**Extracted data entries:**
════════════════════

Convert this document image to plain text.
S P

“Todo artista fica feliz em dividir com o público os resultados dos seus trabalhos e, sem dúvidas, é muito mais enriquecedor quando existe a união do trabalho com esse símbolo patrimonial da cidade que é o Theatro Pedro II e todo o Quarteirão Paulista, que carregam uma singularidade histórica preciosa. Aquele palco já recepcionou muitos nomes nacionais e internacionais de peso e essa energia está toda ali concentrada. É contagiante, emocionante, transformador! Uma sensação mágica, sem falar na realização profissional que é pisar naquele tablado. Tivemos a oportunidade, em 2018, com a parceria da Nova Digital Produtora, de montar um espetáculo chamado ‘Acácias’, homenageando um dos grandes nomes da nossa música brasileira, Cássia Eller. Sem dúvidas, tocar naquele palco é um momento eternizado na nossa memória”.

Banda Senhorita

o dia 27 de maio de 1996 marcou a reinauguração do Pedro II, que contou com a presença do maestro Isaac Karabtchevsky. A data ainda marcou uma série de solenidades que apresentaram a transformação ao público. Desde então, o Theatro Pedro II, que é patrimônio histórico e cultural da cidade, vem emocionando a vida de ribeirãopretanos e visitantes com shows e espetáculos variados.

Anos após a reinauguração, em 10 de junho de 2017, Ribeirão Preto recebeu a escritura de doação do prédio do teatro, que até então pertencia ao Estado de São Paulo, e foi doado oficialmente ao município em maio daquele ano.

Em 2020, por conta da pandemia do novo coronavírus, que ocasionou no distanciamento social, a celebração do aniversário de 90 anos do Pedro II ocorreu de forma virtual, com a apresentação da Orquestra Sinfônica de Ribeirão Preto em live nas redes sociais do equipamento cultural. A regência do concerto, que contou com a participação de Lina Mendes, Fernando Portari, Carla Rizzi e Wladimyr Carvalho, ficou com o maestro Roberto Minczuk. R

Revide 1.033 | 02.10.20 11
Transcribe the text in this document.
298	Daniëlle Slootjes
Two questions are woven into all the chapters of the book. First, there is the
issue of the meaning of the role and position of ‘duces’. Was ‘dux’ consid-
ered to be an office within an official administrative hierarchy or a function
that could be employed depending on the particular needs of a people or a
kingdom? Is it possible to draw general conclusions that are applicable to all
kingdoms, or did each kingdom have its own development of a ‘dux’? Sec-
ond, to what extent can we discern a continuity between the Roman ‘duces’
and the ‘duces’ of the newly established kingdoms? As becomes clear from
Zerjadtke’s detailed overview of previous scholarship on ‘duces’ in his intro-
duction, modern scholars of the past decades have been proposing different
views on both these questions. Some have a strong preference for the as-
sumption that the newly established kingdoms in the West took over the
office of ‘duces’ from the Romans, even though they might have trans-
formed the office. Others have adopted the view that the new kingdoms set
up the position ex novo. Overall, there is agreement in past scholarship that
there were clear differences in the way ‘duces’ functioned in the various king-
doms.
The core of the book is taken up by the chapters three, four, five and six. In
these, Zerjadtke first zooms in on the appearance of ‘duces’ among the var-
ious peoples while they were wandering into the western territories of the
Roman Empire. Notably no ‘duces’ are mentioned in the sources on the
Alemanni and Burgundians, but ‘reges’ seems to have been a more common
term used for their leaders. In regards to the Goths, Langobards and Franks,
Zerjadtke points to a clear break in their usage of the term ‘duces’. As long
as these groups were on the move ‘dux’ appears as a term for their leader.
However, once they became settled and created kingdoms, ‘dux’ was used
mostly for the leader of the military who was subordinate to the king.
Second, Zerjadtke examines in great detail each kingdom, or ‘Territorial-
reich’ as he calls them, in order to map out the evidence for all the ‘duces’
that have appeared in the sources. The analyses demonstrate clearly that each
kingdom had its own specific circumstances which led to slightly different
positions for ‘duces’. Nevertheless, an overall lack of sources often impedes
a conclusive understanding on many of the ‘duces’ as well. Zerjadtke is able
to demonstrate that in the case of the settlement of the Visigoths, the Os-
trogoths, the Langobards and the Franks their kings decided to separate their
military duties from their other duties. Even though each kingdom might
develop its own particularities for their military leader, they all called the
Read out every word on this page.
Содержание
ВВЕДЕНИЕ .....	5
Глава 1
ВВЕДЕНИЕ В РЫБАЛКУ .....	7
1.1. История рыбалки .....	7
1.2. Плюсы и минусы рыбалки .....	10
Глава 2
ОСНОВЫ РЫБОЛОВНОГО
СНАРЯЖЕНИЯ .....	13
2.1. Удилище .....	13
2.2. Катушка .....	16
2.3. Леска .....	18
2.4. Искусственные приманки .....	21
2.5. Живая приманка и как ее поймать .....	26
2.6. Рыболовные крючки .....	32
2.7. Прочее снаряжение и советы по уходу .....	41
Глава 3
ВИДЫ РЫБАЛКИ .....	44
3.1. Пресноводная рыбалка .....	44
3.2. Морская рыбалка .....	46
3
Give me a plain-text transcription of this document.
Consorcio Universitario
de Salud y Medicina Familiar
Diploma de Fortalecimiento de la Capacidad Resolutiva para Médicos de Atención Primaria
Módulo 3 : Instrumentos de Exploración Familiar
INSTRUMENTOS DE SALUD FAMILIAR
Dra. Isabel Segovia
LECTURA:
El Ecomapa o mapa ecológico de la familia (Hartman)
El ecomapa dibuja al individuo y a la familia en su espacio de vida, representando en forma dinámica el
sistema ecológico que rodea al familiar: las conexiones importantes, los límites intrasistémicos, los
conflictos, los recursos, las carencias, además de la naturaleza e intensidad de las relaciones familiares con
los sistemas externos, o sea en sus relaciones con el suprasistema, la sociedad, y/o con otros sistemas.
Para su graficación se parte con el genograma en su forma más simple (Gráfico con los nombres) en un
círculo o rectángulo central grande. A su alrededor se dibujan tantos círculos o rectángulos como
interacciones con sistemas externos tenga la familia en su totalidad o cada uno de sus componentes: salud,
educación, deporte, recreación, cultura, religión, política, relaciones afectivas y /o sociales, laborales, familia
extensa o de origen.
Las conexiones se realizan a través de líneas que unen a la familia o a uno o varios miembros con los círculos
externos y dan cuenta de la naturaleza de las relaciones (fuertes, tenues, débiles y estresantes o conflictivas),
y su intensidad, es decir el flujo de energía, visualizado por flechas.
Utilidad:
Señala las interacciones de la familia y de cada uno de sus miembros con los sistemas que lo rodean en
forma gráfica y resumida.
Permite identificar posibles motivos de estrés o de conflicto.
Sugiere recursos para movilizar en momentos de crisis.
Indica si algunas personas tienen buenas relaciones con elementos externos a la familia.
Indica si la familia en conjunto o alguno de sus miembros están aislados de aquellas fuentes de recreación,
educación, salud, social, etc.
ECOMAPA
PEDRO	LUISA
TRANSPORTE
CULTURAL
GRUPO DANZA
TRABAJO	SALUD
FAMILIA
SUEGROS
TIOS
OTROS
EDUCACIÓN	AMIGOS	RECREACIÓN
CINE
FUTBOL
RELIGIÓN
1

════════════════════

**Instructions for the task:** Pick every line with "though" in it and copy it.

**Result below:**
office of ‘duces’ from the Romans, even though they might have trans-
military duties from their other duties. Even though each kingdom might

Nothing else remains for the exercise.